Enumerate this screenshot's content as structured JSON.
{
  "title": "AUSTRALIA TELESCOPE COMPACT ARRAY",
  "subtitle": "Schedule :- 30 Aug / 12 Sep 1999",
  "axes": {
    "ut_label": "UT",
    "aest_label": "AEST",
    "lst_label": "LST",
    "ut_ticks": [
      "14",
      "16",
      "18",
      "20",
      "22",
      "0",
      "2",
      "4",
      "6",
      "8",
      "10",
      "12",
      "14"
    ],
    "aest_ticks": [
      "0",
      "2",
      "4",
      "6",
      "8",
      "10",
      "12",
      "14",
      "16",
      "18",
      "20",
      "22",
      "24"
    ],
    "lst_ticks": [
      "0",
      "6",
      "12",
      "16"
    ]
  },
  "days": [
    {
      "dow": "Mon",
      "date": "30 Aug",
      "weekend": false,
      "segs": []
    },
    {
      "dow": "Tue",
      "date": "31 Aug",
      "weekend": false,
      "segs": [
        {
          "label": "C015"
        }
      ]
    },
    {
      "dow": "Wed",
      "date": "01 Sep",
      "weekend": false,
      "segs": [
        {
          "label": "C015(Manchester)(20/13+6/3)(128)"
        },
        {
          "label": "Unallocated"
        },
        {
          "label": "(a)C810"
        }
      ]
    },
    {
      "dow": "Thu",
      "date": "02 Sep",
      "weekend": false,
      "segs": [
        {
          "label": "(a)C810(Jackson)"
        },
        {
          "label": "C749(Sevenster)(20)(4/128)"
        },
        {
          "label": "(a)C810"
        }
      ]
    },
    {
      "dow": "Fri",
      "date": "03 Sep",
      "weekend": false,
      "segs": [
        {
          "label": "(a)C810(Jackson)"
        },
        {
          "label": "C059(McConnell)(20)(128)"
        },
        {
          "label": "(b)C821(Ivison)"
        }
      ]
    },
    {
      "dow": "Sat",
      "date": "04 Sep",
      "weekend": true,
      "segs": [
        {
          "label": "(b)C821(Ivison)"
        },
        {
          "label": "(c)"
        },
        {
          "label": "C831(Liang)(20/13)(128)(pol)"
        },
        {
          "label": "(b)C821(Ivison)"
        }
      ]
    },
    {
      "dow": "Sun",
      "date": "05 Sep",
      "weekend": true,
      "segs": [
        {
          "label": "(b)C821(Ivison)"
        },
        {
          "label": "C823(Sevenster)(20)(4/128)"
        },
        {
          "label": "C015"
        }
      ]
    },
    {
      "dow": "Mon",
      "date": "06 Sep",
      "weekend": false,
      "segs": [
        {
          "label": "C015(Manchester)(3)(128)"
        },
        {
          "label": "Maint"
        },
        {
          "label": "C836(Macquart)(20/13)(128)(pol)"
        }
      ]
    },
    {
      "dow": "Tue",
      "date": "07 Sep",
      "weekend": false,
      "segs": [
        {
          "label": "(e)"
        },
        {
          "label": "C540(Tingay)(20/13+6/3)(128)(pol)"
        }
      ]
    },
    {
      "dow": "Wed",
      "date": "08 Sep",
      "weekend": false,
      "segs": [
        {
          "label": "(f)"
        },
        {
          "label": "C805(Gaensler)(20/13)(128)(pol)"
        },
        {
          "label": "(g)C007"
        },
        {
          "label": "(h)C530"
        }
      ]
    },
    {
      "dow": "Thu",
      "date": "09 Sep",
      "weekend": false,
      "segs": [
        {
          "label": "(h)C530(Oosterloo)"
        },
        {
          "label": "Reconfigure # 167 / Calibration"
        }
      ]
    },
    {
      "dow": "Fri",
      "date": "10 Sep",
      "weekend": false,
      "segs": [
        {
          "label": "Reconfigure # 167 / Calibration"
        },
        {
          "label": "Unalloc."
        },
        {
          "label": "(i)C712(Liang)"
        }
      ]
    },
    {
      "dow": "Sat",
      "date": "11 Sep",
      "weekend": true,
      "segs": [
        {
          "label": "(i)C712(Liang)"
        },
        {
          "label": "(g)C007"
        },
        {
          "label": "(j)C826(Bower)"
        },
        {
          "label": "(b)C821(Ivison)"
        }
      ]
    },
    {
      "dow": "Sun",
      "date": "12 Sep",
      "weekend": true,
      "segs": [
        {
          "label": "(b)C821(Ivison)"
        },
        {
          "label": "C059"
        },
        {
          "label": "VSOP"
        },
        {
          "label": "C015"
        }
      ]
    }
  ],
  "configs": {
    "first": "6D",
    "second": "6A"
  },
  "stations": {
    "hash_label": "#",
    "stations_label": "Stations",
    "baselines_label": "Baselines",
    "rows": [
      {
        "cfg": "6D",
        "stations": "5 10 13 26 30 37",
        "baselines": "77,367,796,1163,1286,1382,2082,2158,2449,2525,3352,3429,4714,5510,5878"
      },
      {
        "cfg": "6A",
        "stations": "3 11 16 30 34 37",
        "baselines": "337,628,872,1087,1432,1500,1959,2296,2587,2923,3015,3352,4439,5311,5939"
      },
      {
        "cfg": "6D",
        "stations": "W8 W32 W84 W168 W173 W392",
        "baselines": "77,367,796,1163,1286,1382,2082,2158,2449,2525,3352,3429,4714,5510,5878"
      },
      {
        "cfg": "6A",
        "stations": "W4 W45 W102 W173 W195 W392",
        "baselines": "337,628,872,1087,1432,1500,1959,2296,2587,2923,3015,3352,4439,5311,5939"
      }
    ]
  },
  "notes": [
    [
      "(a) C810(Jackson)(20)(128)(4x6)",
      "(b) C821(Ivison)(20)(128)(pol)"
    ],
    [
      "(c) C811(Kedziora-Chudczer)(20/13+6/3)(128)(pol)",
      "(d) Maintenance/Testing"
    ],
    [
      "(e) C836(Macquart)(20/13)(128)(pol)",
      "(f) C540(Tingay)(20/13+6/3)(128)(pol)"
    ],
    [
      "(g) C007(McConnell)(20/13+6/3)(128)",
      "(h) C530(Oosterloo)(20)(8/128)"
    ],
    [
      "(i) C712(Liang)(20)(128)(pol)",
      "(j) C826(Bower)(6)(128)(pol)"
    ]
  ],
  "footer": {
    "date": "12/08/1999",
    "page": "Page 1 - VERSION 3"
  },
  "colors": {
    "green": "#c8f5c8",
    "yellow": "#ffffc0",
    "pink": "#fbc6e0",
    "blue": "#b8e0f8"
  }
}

■ Set exercise
Gather up every line from the listing above in which the word "Sevenster" occurs.

■ Completed task
          "label": "C749(Sevenster)(20)(4/128)"
          "label": "C823(Sevenster)(20)(4/128)"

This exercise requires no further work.